◆ Recorded data:

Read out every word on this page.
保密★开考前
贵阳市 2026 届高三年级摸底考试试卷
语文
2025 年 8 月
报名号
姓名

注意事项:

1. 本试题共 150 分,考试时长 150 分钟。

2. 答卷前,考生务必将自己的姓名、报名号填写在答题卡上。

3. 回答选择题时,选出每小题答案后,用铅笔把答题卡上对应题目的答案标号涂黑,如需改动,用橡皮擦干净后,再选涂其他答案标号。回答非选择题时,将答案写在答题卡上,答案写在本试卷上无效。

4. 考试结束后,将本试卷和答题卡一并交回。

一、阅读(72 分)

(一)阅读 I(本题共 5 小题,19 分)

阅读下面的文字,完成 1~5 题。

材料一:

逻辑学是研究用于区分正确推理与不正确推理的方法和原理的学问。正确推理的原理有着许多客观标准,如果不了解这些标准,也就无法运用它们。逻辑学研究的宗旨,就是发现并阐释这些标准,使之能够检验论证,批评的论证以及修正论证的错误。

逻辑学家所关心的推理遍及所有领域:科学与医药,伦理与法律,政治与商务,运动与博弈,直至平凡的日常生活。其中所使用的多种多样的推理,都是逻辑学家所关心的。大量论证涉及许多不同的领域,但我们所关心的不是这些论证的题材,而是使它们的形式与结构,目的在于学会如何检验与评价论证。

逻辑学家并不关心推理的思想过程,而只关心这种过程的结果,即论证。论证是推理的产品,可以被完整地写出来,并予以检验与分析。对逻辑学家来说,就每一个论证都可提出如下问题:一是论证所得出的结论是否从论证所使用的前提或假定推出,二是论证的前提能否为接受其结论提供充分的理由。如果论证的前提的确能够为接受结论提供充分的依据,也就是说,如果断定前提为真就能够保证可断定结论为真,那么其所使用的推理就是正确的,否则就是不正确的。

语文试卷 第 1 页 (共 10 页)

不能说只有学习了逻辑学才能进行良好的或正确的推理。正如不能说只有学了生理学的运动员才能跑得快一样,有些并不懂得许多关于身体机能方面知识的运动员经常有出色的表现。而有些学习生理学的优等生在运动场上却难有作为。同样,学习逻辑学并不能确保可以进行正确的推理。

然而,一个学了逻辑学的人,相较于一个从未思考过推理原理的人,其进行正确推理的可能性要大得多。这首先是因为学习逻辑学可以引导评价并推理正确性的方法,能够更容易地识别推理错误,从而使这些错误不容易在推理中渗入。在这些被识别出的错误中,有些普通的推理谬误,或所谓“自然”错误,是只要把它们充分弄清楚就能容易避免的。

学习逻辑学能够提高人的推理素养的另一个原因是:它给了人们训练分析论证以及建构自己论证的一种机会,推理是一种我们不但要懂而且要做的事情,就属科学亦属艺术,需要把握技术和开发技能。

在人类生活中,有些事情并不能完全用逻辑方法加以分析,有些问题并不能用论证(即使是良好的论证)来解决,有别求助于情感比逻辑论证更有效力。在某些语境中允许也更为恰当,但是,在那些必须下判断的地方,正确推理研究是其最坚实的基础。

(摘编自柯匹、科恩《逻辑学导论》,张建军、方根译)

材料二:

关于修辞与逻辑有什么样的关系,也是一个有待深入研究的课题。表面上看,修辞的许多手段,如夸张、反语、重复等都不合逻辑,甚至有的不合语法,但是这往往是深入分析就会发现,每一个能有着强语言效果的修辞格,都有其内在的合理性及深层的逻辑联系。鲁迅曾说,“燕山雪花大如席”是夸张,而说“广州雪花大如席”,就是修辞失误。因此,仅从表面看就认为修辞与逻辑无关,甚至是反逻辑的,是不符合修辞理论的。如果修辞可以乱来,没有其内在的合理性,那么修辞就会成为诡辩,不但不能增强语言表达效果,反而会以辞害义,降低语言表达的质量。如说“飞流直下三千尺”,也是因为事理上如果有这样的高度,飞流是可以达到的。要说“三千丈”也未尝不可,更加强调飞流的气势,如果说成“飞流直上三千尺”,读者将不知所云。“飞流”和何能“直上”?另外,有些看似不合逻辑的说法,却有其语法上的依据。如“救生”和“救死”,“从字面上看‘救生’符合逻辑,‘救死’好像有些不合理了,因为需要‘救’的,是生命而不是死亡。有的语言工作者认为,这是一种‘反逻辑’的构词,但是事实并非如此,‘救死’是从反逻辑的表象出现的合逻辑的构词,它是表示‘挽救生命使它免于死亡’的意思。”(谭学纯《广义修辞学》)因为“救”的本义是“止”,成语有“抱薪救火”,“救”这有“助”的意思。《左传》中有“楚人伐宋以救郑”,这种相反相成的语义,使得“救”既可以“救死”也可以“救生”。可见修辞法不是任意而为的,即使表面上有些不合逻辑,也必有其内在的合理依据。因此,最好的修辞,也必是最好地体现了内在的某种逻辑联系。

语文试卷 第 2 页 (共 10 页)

◆ Goal:
Copy each line of the data above without altering a single character.

◆ Answer for the task:
Read out every word on this page.
保密★开考前
贵阳市 2026 届高三年级摸底考试试卷
语文
2025 年 8 月
报名号
姓名

注意事项:

1. 本试题共 150 分,考试时长 150 分钟。

2. 答卷前,考生务必将自己的姓名、报名号填写在答题卡上。

3. 回答选择题时,选出每小题答案后,用铅笔把答题卡上对应题目的答案标号涂黑,如需改动,用橡皮擦干净后,再选涂其他答案标号。回答非选择题时,将答案写在答题卡上,答案写在本试卷上无效。

4. 考试结束后,将本试卷和答题卡一并交回。

一、阅读(72 分)

(一)阅读 I(本题共 5 小题,19 分)

阅读下面的文字,完成 1~5 题。

材料一:

逻辑学是研究用于区分正确推理与不正确推理的方法和原理的学问。正确推理的原理有着许多客观标准,如果不了解这些标准,也就无法运用它们。逻辑学研究的宗旨,就是发现并阐释这些标准,使之能够检验论证,批评的论证以及修正论证的错误。

逻辑学家所关心的推理遍及所有领域:科学与医药,伦理与法律,政治与商务,运动与博弈,直至平凡的日常生活。其中所使用的多种多样的推理,都是逻辑学家所关心的。大量论证涉及许多不同的领域,但我们所关心的不是这些论证的题材,而是使它们的形式与结构,目的在于学会如何检验与评价论证。

逻辑学家并不关心推理的思想过程,而只关心这种过程的结果,即论证。论证是推理的产品,可以被完整地写出来,并予以检验与分析。对逻辑学家来说,就每一个论证都可提出如下问题:一是论证所得出的结论是否从论证所使用的前提或假定推出,二是论证的前提能否为接受其结论提供充分的理由。如果论证的前提的确能够为接受结论提供充分的依据,也就是说,如果断定前提为真就能够保证可断定结论为真,那么其所使用的推理就是正确的,否则就是不正确的。

语文试卷 第 1 页 (共 10 页)

不能说只有学习了逻辑学才能进行良好的或正确的推理。正如不能说只有学了生理学的运动员才能跑得快一样,有些并不懂得许多关于身体机能方面知识的运动员经常有出色的表现。而有些学习生理学的优等生在运动场上却难有作为。同样,学习逻辑学并不能确保可以进行正确的推理。

然而,一个学了逻辑学的人,相较于一个从未思考过推理原理的人,其进行正确推理的可能性要大得多。这首先是因为学习逻辑学可以引导评价并推理正确性的方法,能够更容易地识别推理错误,从而使这些错误不容易在推理中渗入。在这些被识别出的错误中,有些普通的推理谬误,或所谓“自然”错误,是只要把它们充分弄清楚就能容易避免的。

学习逻辑学能够提高人的推理素养的另一个原因是:它给了人们训练分析论证以及建构自己论证的一种机会,推理是一种我们不但要懂而且要做的事情,就属科学亦属艺术,需要把握技术和开发技能。

在人类生活中,有些事情并不能完全用逻辑方法加以分析,有些问题并不能用论证(即使是良好的论证)来解决,有别求助于情感比逻辑论证更有效力。在某些语境中允许也更为恰当,但是,在那些必须下判断的地方,正确推理研究是其最坚实的基础。

(摘编自柯匹、科恩《逻辑学导论》,张建军、方根译)

材料二:

关于修辞与逻辑有什么样的关系,也是一个有待深入研究的课题。表面上看,修辞的许多手段,如夸张、反语、重复等都不合逻辑,甚至有的不合语法,但是这往往是深入分析就会发现,每一个能有着强语言效果的修辞格,都有其内在的合理性及深层的逻辑联系。鲁迅曾说,“燕山雪花大如席”是夸张,而说“广州雪花大如席”,就是修辞失误。因此,仅从表面看就认为修辞与逻辑无关,甚至是反逻辑的,是不符合修辞理论的。如果修辞可以乱来,没有其内在的合理性,那么修辞就会成为诡辩,不但不能增强语言表达效果,反而会以辞害义,降低语言表达的质量。如说“飞流直下三千尺”,也是因为事理上如果有这样的高度,飞流是可以达到的。要说“三千丈”也未尝不可,更加强调飞流的气势,如果说成“飞流直上三千尺”,读者将不知所云。“飞流”和何能“直上”?另外,有些看似不合逻辑的说法,却有其语法上的依据。如“救生”和“救死”,“从字面上看‘救生’符合逻辑,‘救死’好像有些不合理了,因为需要‘救’的,是生命而不是死亡。有的语言工作者认为,这是一种‘反逻辑’的构词,但是事实并非如此,‘救死’是从反逻辑的表象出现的合逻辑的构词,它是表示‘挽救生命使它免于死亡’的意思。”(谭学纯《广义修辞学》)因为“救”的本义是“止”,成语有“抱薪救火”,“救”这有“助”的意思。《左传》中有“楚人伐宋以救郑”,这种相反相成的语义,使得“救”既可以“救死”也可以“救生”。可见修辞法不是任意而为的,即使表面上有些不合逻辑,也必有其内在的合理依据。因此,最好的修辞,也必是最好地体现了内在的某种逻辑联系。

语文试卷 第 2 页 (共 10 页)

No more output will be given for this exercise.